*Task to complete*:
Gather from the material every line that contains the string "into".

*Source records*:

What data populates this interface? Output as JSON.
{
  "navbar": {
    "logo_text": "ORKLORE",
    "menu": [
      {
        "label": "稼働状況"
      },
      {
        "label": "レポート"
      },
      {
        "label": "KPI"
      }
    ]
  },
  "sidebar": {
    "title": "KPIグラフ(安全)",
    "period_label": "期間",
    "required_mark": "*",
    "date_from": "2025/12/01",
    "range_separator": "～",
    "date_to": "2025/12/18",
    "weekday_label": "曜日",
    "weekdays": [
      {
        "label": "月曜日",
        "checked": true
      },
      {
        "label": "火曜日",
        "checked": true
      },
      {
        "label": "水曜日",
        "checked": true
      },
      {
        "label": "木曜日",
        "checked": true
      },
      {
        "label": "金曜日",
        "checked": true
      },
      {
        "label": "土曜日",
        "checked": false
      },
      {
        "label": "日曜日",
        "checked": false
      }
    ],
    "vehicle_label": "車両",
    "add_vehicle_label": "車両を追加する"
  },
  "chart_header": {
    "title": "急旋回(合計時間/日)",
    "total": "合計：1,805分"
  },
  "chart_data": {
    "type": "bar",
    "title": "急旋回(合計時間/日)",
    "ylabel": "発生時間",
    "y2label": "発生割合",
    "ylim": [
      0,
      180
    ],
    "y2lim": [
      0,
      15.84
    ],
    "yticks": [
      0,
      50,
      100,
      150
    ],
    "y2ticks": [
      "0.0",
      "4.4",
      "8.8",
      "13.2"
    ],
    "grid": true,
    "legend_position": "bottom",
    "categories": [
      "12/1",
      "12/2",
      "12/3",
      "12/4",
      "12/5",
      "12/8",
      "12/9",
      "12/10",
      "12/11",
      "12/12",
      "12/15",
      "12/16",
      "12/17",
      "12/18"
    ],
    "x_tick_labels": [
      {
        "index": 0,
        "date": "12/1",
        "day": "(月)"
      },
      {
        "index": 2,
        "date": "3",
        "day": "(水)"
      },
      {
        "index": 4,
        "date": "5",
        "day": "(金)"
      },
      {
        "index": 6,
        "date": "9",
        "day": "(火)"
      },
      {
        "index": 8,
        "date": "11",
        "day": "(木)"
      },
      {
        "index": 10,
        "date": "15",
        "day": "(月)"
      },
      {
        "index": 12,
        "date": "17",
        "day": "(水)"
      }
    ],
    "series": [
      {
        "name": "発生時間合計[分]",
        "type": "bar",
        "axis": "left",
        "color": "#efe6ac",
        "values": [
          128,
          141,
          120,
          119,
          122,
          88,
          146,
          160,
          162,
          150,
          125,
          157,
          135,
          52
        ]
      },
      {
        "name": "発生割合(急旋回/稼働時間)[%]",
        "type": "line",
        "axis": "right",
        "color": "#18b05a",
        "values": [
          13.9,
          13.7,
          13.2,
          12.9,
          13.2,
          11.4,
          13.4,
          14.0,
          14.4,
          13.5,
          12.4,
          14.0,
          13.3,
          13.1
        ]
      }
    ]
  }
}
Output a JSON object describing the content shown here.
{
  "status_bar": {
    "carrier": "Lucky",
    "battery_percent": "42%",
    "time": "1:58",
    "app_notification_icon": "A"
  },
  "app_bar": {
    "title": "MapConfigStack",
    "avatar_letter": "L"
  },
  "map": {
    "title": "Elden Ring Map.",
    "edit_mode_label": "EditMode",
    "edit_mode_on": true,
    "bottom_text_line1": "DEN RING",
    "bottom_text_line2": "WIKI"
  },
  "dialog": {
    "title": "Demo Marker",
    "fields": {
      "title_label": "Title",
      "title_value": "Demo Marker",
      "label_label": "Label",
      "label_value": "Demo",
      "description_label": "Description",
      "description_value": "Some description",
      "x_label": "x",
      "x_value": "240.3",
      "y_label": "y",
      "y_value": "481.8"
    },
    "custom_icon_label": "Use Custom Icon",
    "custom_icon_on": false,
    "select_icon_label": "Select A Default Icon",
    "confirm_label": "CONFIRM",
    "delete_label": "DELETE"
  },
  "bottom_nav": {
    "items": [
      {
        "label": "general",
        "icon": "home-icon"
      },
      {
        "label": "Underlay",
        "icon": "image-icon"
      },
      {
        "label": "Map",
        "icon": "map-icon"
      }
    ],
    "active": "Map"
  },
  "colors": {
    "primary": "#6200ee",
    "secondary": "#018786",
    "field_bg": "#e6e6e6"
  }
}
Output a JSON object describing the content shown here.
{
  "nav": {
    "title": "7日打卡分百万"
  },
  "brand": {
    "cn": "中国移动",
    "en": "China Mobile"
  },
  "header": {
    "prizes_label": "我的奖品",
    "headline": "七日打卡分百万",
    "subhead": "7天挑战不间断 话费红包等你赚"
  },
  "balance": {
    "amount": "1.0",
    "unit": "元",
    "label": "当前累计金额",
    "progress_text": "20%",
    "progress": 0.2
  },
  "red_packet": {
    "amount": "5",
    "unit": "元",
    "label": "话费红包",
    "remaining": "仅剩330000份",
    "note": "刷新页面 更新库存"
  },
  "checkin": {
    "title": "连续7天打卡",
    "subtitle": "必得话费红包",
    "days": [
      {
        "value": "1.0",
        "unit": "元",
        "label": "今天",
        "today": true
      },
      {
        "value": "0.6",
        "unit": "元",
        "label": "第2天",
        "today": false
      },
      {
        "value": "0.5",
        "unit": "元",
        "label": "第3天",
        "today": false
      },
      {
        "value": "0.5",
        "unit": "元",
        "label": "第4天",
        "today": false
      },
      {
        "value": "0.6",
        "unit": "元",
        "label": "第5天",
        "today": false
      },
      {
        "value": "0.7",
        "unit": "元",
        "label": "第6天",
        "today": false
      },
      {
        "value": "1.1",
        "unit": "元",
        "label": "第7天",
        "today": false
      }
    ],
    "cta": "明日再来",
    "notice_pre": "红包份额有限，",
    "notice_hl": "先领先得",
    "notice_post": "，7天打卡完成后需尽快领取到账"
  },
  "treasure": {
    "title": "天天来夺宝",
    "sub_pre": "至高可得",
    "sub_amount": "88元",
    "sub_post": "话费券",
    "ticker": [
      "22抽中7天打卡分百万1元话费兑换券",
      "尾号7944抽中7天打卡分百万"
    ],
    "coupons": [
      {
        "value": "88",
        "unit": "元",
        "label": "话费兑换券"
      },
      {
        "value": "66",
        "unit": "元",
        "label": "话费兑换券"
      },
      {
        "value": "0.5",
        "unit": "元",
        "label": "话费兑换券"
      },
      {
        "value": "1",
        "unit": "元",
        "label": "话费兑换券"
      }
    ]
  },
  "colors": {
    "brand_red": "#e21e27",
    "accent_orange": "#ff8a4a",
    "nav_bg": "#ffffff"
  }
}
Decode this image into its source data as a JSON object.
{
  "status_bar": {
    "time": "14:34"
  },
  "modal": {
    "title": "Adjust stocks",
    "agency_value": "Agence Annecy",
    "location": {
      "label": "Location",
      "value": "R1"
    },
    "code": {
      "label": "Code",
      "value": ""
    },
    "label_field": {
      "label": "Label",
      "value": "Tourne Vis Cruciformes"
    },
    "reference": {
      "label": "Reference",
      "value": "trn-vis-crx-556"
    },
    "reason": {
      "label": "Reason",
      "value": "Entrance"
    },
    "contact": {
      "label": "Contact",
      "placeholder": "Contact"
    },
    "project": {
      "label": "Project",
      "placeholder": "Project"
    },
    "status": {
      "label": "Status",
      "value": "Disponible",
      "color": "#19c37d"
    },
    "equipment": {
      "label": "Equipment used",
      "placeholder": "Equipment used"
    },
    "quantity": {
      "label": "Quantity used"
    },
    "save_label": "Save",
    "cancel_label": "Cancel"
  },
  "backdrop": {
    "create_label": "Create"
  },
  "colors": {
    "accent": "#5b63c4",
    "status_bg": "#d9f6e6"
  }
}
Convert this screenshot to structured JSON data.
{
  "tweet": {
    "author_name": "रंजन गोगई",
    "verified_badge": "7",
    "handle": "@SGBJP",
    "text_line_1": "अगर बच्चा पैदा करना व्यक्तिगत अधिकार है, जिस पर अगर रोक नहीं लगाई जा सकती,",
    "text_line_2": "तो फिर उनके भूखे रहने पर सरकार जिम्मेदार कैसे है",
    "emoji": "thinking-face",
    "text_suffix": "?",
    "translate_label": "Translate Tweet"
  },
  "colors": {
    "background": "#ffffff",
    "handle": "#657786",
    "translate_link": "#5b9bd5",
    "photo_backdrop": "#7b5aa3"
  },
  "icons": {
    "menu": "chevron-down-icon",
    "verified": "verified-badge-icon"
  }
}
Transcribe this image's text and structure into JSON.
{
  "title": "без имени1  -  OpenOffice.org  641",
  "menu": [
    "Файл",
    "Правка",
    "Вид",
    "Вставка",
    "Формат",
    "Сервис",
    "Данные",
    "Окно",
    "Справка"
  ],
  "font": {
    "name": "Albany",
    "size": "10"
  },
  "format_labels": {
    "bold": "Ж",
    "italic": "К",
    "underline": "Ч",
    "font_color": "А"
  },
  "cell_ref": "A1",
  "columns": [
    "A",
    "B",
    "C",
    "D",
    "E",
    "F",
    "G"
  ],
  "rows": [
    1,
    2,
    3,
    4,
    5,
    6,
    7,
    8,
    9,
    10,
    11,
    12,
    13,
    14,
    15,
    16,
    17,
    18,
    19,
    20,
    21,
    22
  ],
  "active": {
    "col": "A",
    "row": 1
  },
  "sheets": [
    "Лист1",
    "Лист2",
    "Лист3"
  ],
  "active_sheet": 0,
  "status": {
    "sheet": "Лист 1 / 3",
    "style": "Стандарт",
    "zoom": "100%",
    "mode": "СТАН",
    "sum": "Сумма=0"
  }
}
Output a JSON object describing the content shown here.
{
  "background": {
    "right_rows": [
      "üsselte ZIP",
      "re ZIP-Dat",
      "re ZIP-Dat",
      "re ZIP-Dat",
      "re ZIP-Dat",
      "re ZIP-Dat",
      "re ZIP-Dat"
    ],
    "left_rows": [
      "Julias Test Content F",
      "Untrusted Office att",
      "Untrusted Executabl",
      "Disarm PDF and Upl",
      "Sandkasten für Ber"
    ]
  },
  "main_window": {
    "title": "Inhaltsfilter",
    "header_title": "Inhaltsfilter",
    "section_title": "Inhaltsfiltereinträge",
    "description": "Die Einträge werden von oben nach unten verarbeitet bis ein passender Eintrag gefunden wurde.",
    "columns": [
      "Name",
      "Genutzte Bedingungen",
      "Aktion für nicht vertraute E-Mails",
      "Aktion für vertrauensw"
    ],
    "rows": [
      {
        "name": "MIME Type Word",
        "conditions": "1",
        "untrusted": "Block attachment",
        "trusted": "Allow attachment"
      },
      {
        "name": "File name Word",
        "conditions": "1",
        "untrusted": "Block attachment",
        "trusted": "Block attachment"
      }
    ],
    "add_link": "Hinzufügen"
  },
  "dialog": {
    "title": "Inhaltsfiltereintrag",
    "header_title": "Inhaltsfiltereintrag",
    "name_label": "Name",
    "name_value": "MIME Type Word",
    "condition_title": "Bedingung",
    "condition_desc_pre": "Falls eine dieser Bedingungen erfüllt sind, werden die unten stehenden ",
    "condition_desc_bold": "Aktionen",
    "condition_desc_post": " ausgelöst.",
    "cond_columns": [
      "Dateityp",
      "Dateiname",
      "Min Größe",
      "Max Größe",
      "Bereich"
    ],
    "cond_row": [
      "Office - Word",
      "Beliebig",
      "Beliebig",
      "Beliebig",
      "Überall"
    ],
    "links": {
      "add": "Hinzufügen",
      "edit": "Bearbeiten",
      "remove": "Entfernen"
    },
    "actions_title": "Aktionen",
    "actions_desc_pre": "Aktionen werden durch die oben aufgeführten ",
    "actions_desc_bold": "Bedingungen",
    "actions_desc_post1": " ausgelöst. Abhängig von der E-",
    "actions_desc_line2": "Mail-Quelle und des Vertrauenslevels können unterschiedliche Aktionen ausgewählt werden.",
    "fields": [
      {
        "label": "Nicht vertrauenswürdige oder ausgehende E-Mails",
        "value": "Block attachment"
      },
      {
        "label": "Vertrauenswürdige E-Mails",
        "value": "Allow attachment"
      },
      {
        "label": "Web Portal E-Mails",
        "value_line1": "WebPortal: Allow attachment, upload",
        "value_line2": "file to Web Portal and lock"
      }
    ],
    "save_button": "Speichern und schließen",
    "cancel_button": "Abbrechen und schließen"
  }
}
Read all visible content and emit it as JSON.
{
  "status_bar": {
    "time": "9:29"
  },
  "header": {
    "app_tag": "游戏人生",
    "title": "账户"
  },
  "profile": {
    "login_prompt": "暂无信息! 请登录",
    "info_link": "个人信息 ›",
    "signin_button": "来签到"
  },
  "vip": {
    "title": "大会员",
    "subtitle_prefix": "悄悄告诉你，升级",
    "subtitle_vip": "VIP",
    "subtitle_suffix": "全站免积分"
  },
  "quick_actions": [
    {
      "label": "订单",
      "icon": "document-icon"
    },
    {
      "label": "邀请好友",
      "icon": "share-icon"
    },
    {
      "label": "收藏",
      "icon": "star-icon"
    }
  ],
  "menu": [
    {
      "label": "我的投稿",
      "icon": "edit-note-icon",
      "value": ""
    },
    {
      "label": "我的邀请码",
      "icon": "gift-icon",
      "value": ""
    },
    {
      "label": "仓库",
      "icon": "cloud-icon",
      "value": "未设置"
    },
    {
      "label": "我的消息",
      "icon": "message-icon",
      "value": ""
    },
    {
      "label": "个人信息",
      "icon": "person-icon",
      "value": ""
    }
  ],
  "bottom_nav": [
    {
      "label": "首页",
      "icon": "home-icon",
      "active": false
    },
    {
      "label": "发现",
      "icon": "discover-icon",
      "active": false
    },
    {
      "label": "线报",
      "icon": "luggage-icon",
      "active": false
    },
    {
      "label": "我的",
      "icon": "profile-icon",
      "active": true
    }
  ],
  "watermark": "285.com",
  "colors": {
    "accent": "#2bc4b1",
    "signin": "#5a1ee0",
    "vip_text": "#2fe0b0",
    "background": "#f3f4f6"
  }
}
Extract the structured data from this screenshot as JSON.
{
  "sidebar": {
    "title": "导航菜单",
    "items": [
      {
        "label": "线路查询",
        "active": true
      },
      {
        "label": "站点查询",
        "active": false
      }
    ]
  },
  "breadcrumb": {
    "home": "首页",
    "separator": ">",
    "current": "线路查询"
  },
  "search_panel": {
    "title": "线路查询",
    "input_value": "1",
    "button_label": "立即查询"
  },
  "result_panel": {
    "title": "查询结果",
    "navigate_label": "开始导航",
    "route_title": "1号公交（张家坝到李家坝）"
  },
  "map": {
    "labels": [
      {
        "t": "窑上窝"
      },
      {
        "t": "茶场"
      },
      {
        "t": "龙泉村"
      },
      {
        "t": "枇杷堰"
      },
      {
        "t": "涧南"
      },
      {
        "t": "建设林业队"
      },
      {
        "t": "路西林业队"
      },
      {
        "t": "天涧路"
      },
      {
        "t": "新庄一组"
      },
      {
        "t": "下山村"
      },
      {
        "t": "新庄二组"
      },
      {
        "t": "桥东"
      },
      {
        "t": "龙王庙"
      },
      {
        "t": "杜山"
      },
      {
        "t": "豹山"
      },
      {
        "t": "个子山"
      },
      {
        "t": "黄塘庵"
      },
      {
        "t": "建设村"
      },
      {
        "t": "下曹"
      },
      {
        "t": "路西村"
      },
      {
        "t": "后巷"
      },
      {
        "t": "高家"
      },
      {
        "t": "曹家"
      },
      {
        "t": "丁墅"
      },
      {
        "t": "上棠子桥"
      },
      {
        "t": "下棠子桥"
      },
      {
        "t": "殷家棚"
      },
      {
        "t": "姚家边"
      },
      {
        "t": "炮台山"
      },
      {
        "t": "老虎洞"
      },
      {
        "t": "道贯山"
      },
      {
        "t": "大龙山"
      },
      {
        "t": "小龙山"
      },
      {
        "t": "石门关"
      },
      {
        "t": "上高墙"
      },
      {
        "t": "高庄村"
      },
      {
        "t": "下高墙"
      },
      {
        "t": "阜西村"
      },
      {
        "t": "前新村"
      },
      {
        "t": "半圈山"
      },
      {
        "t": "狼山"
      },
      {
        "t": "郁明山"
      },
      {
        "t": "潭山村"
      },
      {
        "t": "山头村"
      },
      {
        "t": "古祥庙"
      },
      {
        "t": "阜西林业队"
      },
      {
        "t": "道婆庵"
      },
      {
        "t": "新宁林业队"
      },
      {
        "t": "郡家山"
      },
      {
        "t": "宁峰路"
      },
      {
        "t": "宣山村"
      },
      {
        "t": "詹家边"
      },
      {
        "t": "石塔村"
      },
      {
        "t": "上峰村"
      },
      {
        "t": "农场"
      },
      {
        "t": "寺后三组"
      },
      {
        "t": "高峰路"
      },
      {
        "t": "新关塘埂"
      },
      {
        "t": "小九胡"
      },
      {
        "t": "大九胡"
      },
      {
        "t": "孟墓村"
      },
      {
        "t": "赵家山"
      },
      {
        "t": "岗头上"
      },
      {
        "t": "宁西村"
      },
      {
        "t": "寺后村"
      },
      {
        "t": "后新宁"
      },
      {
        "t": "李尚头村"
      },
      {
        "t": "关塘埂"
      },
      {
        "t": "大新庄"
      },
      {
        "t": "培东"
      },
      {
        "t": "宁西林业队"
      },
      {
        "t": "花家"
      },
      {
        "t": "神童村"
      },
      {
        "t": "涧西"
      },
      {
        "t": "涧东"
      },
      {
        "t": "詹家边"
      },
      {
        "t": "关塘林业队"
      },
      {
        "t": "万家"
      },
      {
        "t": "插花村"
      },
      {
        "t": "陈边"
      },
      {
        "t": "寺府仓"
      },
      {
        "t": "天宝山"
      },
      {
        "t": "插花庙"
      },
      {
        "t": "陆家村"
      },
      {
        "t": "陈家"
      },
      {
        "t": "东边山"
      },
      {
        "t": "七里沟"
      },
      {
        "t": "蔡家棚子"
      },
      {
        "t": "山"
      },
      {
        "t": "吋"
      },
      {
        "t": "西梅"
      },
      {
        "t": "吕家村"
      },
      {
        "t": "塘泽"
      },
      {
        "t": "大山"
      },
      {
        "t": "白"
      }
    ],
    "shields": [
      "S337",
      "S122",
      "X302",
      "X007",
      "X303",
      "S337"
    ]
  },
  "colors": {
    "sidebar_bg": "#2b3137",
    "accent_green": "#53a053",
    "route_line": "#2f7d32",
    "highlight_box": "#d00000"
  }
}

*Exercise answer*:
Decode this image into its source data as a JSON object.
Transcribe this image's text and structure into JSON.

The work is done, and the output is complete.